= INSTRUCTIONS TO FOLLOW =
Identify and copy all lines of the material where the string "Paris" is found.

Data entries for graphics
========================================================================

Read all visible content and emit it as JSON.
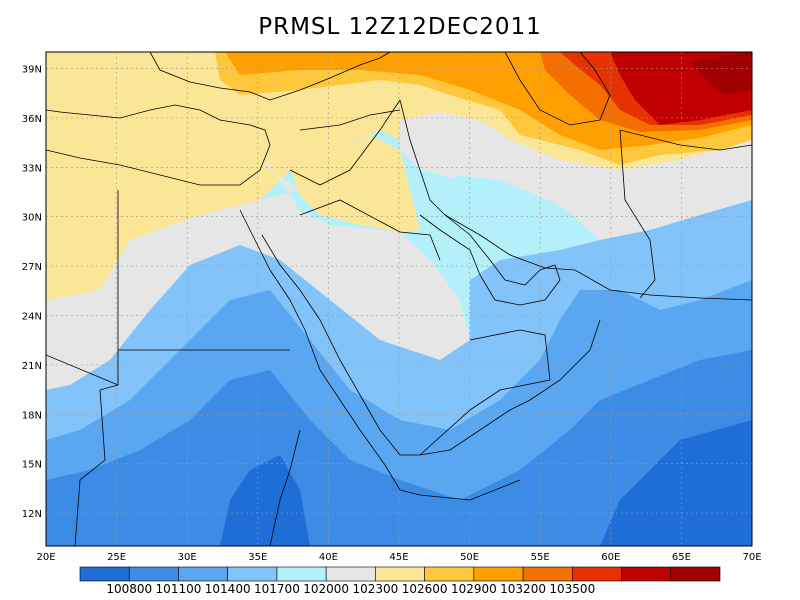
{
  "title": "PRMSL 12Z12DEC2011",
  "lon_ticks": [
    "20E",
    "25E",
    "30E",
    "35E",
    "40E",
    "45E",
    "50E",
    "55E",
    "60E",
    "65E",
    "70E"
  ],
  "lat_ticks": [
    "39N",
    "36N",
    "33N",
    "30N",
    "27N",
    "24N",
    "21N",
    "18N",
    "15N",
    "12N"
  ],
  "lon_range": [
    20,
    70
  ],
  "lat_range": [
    10,
    40
  ],
  "colorbar": {
    "colors": [
      "#1e6ed7",
      "#3c8ce6",
      "#5aa6f0",
      "#82c3fa",
      "#b4f0fa",
      "#e6e6e6",
      "#fae696",
      "#ffc83c",
      "#ffa000",
      "#f56e00",
      "#e63200",
      "#c00000",
      "#a00000"
    ],
    "labels": [
      "100800",
      "101100",
      "101400",
      "101700",
      "102000",
      "102300",
      "102600",
      "102900",
      "103200",
      "103500"
    ]
  },
  "chart_data": {
    "type": "heatmap",
    "title": "PRMSL 12Z12DEC2011",
    "xlabel": "",
    "ylabel": "",
    "x_ticks": [
      "20E",
      "25E",
      "30E",
      "35E",
      "40E",
      "45E",
      "50E",
      "55E",
      "60E",
      "65E",
      "70E"
    ],
    "y_ticks": [
      "12N",
      "15N",
      "18N",
      "21N",
      "24N",
      "27N",
      "30N",
      "33N",
      "36N",
      "39N"
    ],
    "levels": [
      100800,
      101100,
      101400,
      101700,
      102000,
      102300,
      102600,
      102900,
      103200,
      103500
    ],
    "grid": true
  }
}
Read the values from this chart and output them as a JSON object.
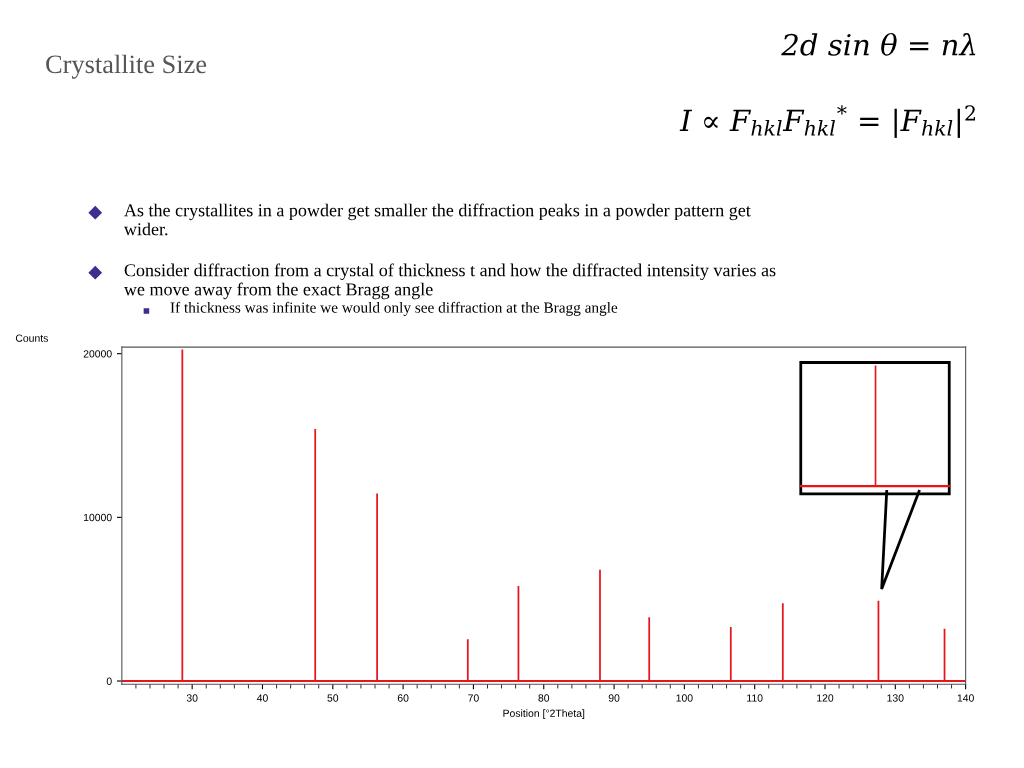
{
  "chart_data": {
    "type": "bar",
    "title": "Crystallite Size",
    "xlabel": "Position [°2Theta]",
    "ylabel": "Counts",
    "x": [
      28.6,
      47.5,
      56.3,
      69.2,
      76.4,
      88.0,
      95.0,
      106.6,
      114.0,
      127.6,
      137.0
    ],
    "values": [
      20250,
      15400,
      11450,
      2550,
      5800,
      6800,
      3900,
      3300,
      4750,
      4900,
      3200
    ],
    "color": "#e8151b",
    "xlim": [
      20,
      140
    ],
    "xticks": [
      30,
      40,
      50,
      60,
      70,
      80,
      90,
      100,
      110,
      120,
      130,
      140
    ],
    "ylim": [
      -200,
      20400
    ],
    "yticks": [
      0,
      10000,
      20000
    ],
    "ref_lines": [
      {
        "axis": "y",
        "value": 0,
        "color": "#e8151b"
      }
    ],
    "grid": false,
    "legend": false,
    "annotations": [
      "2d sin θ = nλ",
      "I ∝ F$_{hkl}$F$_{hkl}$$^{*}$ = |F$_{hkl}$|$^{2}$",
      "As the crystallites in a powder get smaller the diffraction peaks in a powder pattern get wider.",
      "Consider diffraction from a crystal of thickness t and how the diffracted intensity varies as we move away from the exact Bragg angle",
      "If thickness was infinite we would only see diffraction at the Bragg angle"
    ]
  }
}
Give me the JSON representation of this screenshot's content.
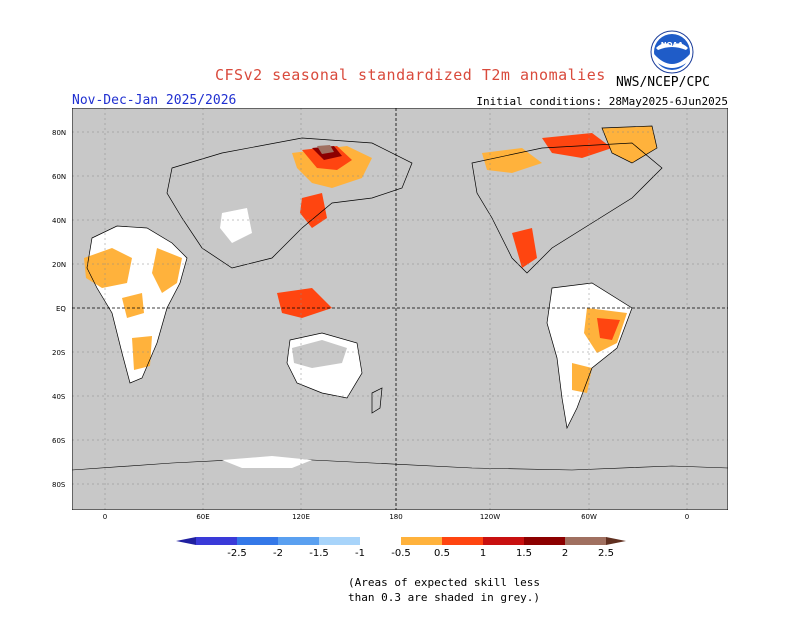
{
  "title": "CFSv2 seasonal standardized T2m anomalies",
  "period": "Nov-Dec-Jan 2025/2026",
  "initial_conditions": "Initial conditions: 28May2025-6Jun2025",
  "agency": "NWS/NCEP/CPC",
  "logo_text": "NOAA",
  "skill_note_line1": "(Areas of expected skill less",
  "skill_note_line2": "than 0.3 are shaded in grey.)",
  "map": {
    "lat_labels": [
      "80N",
      "60N",
      "40N",
      "20N",
      "EQ",
      "20S",
      "40S",
      "60S",
      "80S"
    ],
    "lon_labels": [
      "0",
      "60E",
      "120E",
      "180",
      "120W",
      "60W",
      "0"
    ],
    "background_grey": "#c8c8c8"
  },
  "legend": {
    "labels": [
      "-2.5",
      "-2",
      "-1.5",
      "-1",
      "-0.5",
      "0.5",
      "1",
      "1.5",
      "2",
      "2.5"
    ],
    "colors": [
      "#2020a0",
      "#3a3ad8",
      "#3478e8",
      "#5aa0f0",
      "#a8d4fa",
      "#ffffff",
      "#ffb23c",
      "#ff4510",
      "#c81010",
      "#8c0000",
      "#a07060",
      "#603020"
    ]
  }
}
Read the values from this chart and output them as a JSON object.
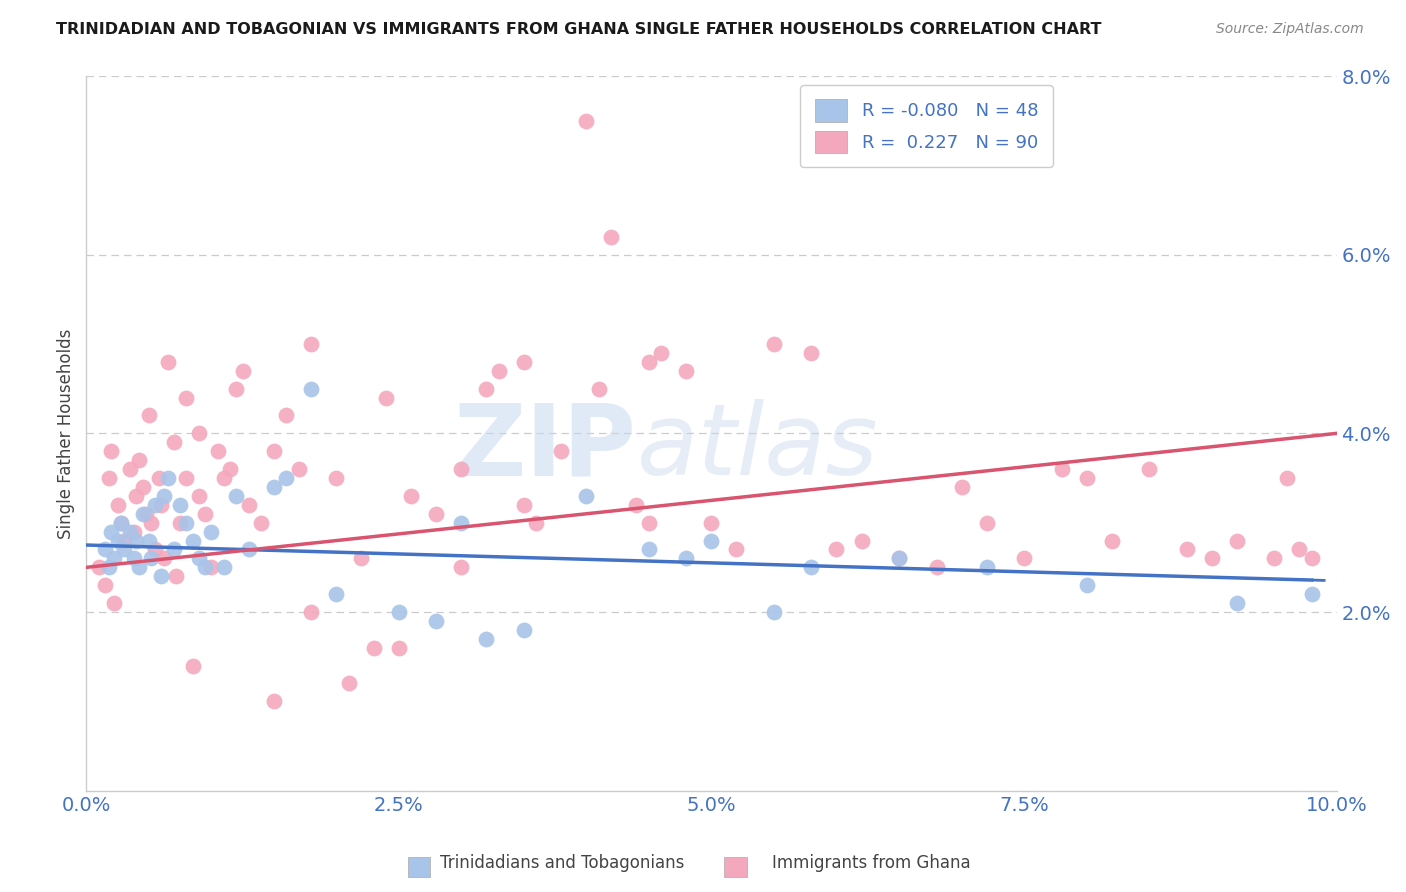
{
  "title": "TRINIDADIAN AND TOBAGONIAN VS IMMIGRANTS FROM GHANA SINGLE FATHER HOUSEHOLDS CORRELATION CHART",
  "source": "Source: ZipAtlas.com",
  "ylabel": "Single Father Households",
  "xmin": 0.0,
  "xmax": 10.0,
  "ymin": 0.0,
  "ymax": 8.0,
  "yticks": [
    2.0,
    4.0,
    6.0,
    8.0
  ],
  "xticks": [
    0.0,
    2.5,
    5.0,
    7.5,
    10.0
  ],
  "blue_color": "#a8c4e8",
  "pink_color": "#f4a8be",
  "blue_line_color": "#4472c4",
  "pink_line_color": "#d9546e",
  "blue_R": -0.08,
  "blue_N": 48,
  "pink_R": 0.227,
  "pink_N": 90,
  "legend_label_blue": "Trinidadians and Tobagonians",
  "legend_label_pink": "Immigrants from Ghana",
  "watermark_zip": "ZIP",
  "watermark_atlas": "atlas",
  "title_color": "#1a1a1a",
  "axis_color": "#4472c4",
  "blue_scatter_x": [
    0.15,
    0.18,
    0.2,
    0.22,
    0.25,
    0.28,
    0.3,
    0.35,
    0.38,
    0.4,
    0.42,
    0.45,
    0.5,
    0.52,
    0.55,
    0.6,
    0.62,
    0.65,
    0.7,
    0.75,
    0.8,
    0.85,
    0.9,
    0.95,
    1.0,
    1.1,
    1.2,
    1.3,
    1.5,
    1.6,
    1.8,
    2.0,
    2.5,
    2.8,
    3.0,
    3.2,
    3.5,
    4.0,
    4.5,
    4.8,
    5.0,
    5.5,
    5.8,
    6.5,
    7.2,
    8.0,
    9.2,
    9.8
  ],
  "blue_scatter_y": [
    2.7,
    2.5,
    2.9,
    2.6,
    2.8,
    3.0,
    2.7,
    2.9,
    2.6,
    2.8,
    2.5,
    3.1,
    2.8,
    2.6,
    3.2,
    2.4,
    3.3,
    3.5,
    2.7,
    3.2,
    3.0,
    2.8,
    2.6,
    2.5,
    2.9,
    2.5,
    3.3,
    2.7,
    3.4,
    3.5,
    4.5,
    2.2,
    2.0,
    1.9,
    3.0,
    1.7,
    1.8,
    3.3,
    2.7,
    2.6,
    2.8,
    2.0,
    2.5,
    2.6,
    2.5,
    2.3,
    2.1,
    2.2
  ],
  "pink_scatter_x": [
    0.1,
    0.15,
    0.18,
    0.2,
    0.22,
    0.25,
    0.28,
    0.3,
    0.35,
    0.38,
    0.4,
    0.42,
    0.45,
    0.48,
    0.5,
    0.52,
    0.55,
    0.58,
    0.6,
    0.62,
    0.65,
    0.7,
    0.72,
    0.75,
    0.8,
    0.85,
    0.9,
    0.95,
    1.0,
    1.05,
    1.1,
    1.15,
    1.2,
    1.25,
    1.3,
    1.4,
    1.5,
    1.6,
    1.7,
    1.8,
    2.0,
    2.2,
    2.4,
    2.5,
    2.6,
    2.8,
    3.0,
    3.2,
    3.3,
    3.5,
    3.6,
    3.8,
    4.0,
    4.2,
    4.4,
    4.5,
    4.6,
    4.8,
    5.0,
    5.2,
    5.5,
    5.8,
    6.0,
    6.2,
    6.5,
    6.8,
    7.0,
    7.2,
    7.5,
    7.8,
    8.0,
    8.2,
    8.5,
    8.8,
    9.0,
    9.2,
    9.5,
    9.6,
    9.7,
    9.8,
    3.5,
    4.1,
    1.8,
    2.3,
    1.5,
    2.1,
    0.8,
    0.9,
    4.5,
    3.0
  ],
  "pink_scatter_y": [
    2.5,
    2.3,
    3.5,
    3.8,
    2.1,
    3.2,
    3.0,
    2.8,
    3.6,
    2.9,
    3.3,
    3.7,
    3.4,
    3.1,
    4.2,
    3.0,
    2.7,
    3.5,
    3.2,
    2.6,
    4.8,
    3.9,
    2.4,
    3.0,
    4.4,
    1.4,
    3.3,
    3.1,
    2.5,
    3.8,
    3.5,
    3.6,
    4.5,
    4.7,
    3.2,
    3.0,
    3.8,
    4.2,
    3.6,
    5.0,
    3.5,
    2.6,
    4.4,
    1.6,
    3.3,
    3.1,
    3.6,
    4.5,
    4.7,
    3.2,
    3.0,
    3.8,
    7.5,
    6.2,
    3.2,
    4.8,
    4.9,
    4.7,
    3.0,
    2.7,
    5.0,
    4.9,
    2.7,
    2.8,
    2.6,
    2.5,
    3.4,
    3.0,
    2.6,
    3.6,
    3.5,
    2.8,
    3.6,
    2.7,
    2.6,
    2.8,
    2.6,
    3.5,
    2.7,
    2.6,
    4.8,
    4.5,
    2.0,
    1.6,
    1.0,
    1.2,
    3.5,
    4.0,
    3.0,
    2.5
  ],
  "blue_line_x0": 0.0,
  "blue_line_x1": 10.0,
  "blue_line_y0": 2.75,
  "blue_line_y1": 2.35,
  "pink_line_x0": 0.0,
  "pink_line_x1": 10.0,
  "pink_line_y0": 2.5,
  "pink_line_y1": 4.0,
  "blue_solid_end": 9.8
}
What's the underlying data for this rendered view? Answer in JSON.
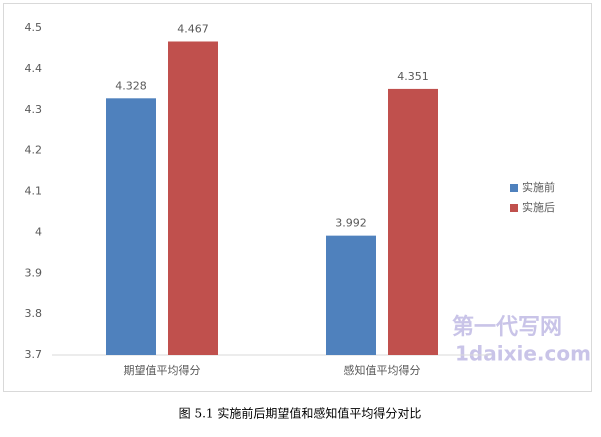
{
  "chart_data": {
    "type": "bar",
    "categories": [
      "期望值平均得分",
      "感知值平均得分"
    ],
    "series": [
      {
        "name": "实施前",
        "color": "#4f81bd",
        "values": [
          4.328,
          3.992
        ]
      },
      {
        "name": "实施后",
        "color": "#c0504d",
        "values": [
          4.467,
          4.351
        ]
      }
    ],
    "ylim": [
      3.7,
      4.5
    ],
    "yticks": [
      3.7,
      3.8,
      3.9,
      4,
      4.1,
      4.2,
      4.3,
      4.4,
      4.5
    ],
    "grid": false,
    "legend": "right"
  },
  "caption": "图 5.1 实施前后期望值和感知值平均得分对比",
  "watermark": [
    "第一代写网",
    "1daixie.com"
  ]
}
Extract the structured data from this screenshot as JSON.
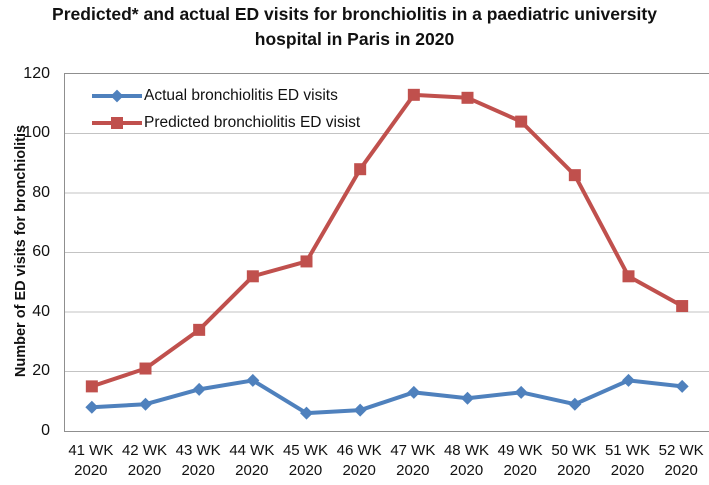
{
  "title": {
    "line1": "Predicted* and actual ED visits for bronchiolitis in a paediatric university",
    "line2": "hospital in Paris in 2020"
  },
  "chart_data": {
    "type": "line",
    "title": "Predicted* and actual ED visits for bronchiolitis in a paediatric university hospital in Paris in 2020",
    "ylabel": "Number of ED visits for bronchiolitis",
    "xlabel": "",
    "ylim": [
      0,
      120
    ],
    "yticks": [
      0,
      20,
      40,
      60,
      80,
      100,
      120
    ],
    "grid": true,
    "legend_position": "top-left-inside",
    "categories": [
      "41 WK",
      "42 WK",
      "43 WK",
      "44 WK",
      "45 WK",
      "46 WK",
      "47 WK",
      "48 WK",
      "49 WK",
      "50 WK",
      "51 WK",
      "52 WK"
    ],
    "category_year": "2020",
    "series": [
      {
        "name": "Actual bronchiolitis ED visits",
        "color": "#4F81BD",
        "marker": "diamond",
        "values": [
          8,
          9,
          14,
          17,
          6,
          7,
          13,
          11,
          13,
          9,
          17,
          15
        ]
      },
      {
        "name": "Predicted bronchiolitis ED visist",
        "color": "#C0504D",
        "marker": "square",
        "values": [
          15,
          21,
          34,
          52,
          57,
          88,
          113,
          112,
          104,
          86,
          52,
          42
        ]
      }
    ]
  },
  "colors": {
    "background": "#FFFFFF",
    "text": "#111111",
    "gridline": "#C3C3C3",
    "plot_border": "#8F8F8F",
    "actual_series": "#4F81BD",
    "predicted_series": "#C0504D"
  }
}
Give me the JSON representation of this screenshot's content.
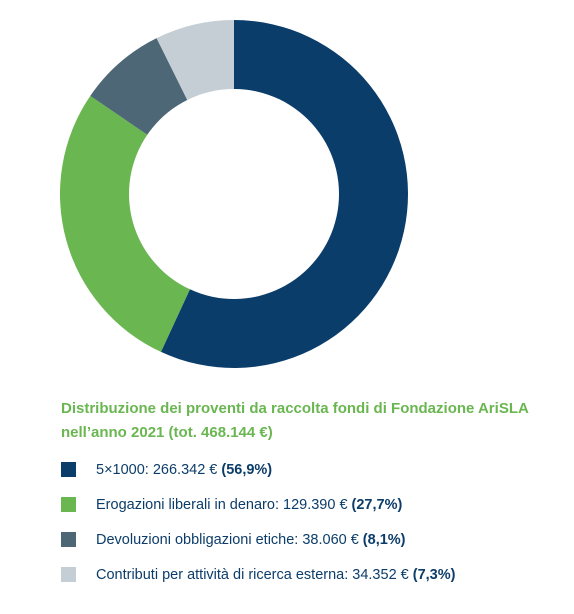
{
  "chart_data": {
    "type": "pie",
    "variant": "donut",
    "title": "Distribuzione dei proventi da raccolta fondi di Fondazione AriSLA nell’anno 2021 (tot. 468.144 €)",
    "legend_position": "bottom",
    "slices": [
      {
        "label": "5×1000: 266.342 €",
        "value": 266342,
        "percent_label": "(56,9%)",
        "percent": 56.9,
        "color": "#0b3d6b"
      },
      {
        "label": "Erogazioni liberali in denaro: 129.390 €",
        "value": 129390,
        "percent_label": "(27,7%)",
        "percent": 27.7,
        "color": "#6ab651"
      },
      {
        "label": "Devoluzioni obbligazioni etiche: 38.060 €",
        "value": 38060,
        "percent_label": "(8,1%)",
        "percent": 8.1,
        "color": "#4d6776"
      },
      {
        "label": "Contributi per attività di ricerca esterna: 34.352 €",
        "value": 34352,
        "percent_label": "(7,3%)",
        "percent": 7.3,
        "color": "#c5ced4"
      }
    ]
  }
}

========================================================================

= EXERCISE ANSWER =
    "line2": "hospital in Paris in 2020"
    "title": "Predicted* and actual ED visits for bronchiolitis in a paediatric university hospital in Paris in 2020",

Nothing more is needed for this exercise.